Problem statement >>
Write down each entry again, exactly as it reads.
::: Stored data :::
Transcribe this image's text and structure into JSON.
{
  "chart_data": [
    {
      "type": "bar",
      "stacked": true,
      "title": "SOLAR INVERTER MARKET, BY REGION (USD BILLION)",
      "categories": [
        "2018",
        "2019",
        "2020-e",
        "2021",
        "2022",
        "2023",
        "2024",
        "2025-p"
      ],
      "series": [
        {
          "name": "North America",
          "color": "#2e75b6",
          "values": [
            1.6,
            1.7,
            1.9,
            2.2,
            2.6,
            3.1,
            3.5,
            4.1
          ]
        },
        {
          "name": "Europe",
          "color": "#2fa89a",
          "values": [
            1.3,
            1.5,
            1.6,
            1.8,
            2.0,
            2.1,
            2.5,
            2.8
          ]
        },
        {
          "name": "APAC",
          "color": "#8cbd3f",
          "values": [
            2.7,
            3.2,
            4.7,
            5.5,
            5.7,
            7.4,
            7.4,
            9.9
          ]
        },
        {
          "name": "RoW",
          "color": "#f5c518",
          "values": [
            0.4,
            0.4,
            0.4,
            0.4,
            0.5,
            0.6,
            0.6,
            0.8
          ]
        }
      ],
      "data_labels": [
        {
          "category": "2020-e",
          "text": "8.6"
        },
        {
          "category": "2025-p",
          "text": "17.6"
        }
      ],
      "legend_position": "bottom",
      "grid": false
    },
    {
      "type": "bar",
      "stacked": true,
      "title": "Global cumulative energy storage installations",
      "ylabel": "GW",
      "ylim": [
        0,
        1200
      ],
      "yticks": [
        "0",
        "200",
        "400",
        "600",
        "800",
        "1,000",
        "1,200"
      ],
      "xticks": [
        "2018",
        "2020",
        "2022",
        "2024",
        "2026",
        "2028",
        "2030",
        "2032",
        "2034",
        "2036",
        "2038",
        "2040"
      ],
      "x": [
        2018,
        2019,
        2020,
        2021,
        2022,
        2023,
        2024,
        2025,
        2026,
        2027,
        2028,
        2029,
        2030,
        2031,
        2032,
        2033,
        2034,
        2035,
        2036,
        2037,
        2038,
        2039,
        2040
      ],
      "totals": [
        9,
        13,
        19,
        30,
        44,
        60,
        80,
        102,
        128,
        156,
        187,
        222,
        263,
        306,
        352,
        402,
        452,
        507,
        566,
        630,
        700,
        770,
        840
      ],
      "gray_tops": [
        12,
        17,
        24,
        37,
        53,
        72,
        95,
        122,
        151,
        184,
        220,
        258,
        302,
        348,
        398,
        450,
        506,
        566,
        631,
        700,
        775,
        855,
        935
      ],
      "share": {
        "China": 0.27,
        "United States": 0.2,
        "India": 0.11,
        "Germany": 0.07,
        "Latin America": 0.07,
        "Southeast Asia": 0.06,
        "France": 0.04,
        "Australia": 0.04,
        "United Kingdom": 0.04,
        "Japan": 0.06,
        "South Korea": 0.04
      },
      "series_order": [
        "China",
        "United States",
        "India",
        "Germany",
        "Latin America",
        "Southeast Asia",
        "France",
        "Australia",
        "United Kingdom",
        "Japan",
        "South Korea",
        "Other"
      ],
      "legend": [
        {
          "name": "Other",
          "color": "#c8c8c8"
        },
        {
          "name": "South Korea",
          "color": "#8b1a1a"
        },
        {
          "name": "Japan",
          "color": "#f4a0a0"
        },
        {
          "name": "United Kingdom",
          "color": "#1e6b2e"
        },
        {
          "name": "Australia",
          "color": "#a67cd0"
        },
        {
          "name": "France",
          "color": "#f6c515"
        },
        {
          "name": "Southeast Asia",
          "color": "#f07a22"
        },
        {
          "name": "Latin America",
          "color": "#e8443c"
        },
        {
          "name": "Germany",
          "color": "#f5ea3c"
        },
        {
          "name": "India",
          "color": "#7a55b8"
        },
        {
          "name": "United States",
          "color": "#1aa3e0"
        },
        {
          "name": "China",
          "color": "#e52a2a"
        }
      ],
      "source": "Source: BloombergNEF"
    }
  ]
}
:::
Expected answer >>
Transcribe this image's text and structure into JSON.
{
  "chart_data": [
    {
      "type": "bar",
      "stacked": true,
      "title": "SOLAR INVERTER MARKET, BY REGION (USD BILLION)",
      "categories": [
        "2018",
        "2019",
        "2020-e",
        "2021",
        "2022",
        "2023",
        "2024",
        "2025-p"
      ],
      "series": [
        {
          "name": "North America",
          "color": "#2e75b6",
          "values": [
            1.6,
            1.7,
            1.9,
            2.2,
            2.6,
            3.1,
            3.5,
            4.1
          ]
        },
        {
          "name": "Europe",
          "color": "#2fa89a",
          "values": [
            1.3,
            1.5,
            1.6,
            1.8,
            2.0,
            2.1,
            2.5,
            2.8
          ]
        },
        {
          "name": "APAC",
          "color": "#8cbd3f",
          "values": [
            2.7,
            3.2,
            4.7,
            5.5,
            5.7,
            7.4,
            7.4,
            9.9
          ]
        },
        {
          "name": "RoW",
          "color": "#f5c518",
          "values": [
            0.4,
            0.4,
            0.4,
            0.4,
            0.5,
            0.6,
            0.6,
            0.8
          ]
        }
      ],
      "data_labels": [
        {
          "category": "2020-e",
          "text": "8.6"
        },
        {
          "category": "2025-p",
          "text": "17.6"
        }
      ],
      "legend_position": "bottom",
      "grid": false
    },
    {
      "type": "bar",
      "stacked": true,
      "title": "Global cumulative energy storage installations",
      "ylabel": "GW",
      "ylim": [
        0,
        1200
      ],
      "yticks": [
        "0",
        "200",
        "400",
        "600",
        "800",
        "1,000",
        "1,200"
      ],
      "xticks": [
        "2018",
        "2020",
        "2022",
        "2024",
        "2026",
        "2028",
        "2030",
        "2032",
        "2034",
        "2036",
        "2038",
        "2040"
      ],
      "x": [
        2018,
        2019,
        2020,
        2021,
        2022,
        2023,
        2024,
        2025,
        2026,
        2027,
        2028,
        2029,
        2030,
        2031,
        2032,
        2033,
        2034,
        2035,
        2036,
        2037,
        2038,
        2039,
        2040
      ],
      "totals": [
        9,
        13,
        19,
        30,
        44,
        60,
        80,
        102,
        128,
        156,
        187,
        222,
        263,
        306,
        352,
        402,
        452,
        507,
        566,
        630,
        700,
        770,
        840
      ],
      "gray_tops": [
        12,
        17,
        24,
        37,
        53,
        72,
        95,
        122,
        151,
        184,
        220,
        258,
        302,
        348,
        398,
        450,
        506,
        566,
        631,
        700,
        775,
        855,
        935
      ],
      "share": {
        "China": 0.27,
        "United States": 0.2,
        "India": 0.11,
        "Germany": 0.07,
        "Latin America": 0.07,
        "Southeast Asia": 0.06,
        "France": 0.04,
        "Australia": 0.04,
        "United Kingdom": 0.04,
        "Japan": 0.06,
        "South Korea": 0.04
      },
      "series_order": [
        "China",
        "United States",
        "India",
        "Germany",
        "Latin America",
        "Southeast Asia",
        "France",
        "Australia",
        "United Kingdom",
        "Japan",
        "South Korea",
        "Other"
      ],
      "legend": [
        {
          "name": "Other",
          "color": "#c8c8c8"
        },
        {
          "name": "South Korea",
          "color": "#8b1a1a"
        },
        {
          "name": "Japan",
          "color": "#f4a0a0"
        },
        {
          "name": "United Kingdom",
          "color": "#1e6b2e"
        },
        {
          "name": "Australia",
          "color": "#a67cd0"
        },
        {
          "name": "France",
          "color": "#f6c515"
        },
        {
          "name": "Southeast Asia",
          "color": "#f07a22"
        },
        {
          "name": "Latin America",
          "color": "#e8443c"
        },
        {
          "name": "Germany",
          "color": "#f5ea3c"
        },
        {
          "name": "India",
          "color": "#7a55b8"
        },
        {
          "name": "United States",
          "color": "#1aa3e0"
        },
        {
          "name": "China",
          "color": "#e52a2a"
        }
      ],
      "source": "Source: BloombergNEF"
    }
  ]
}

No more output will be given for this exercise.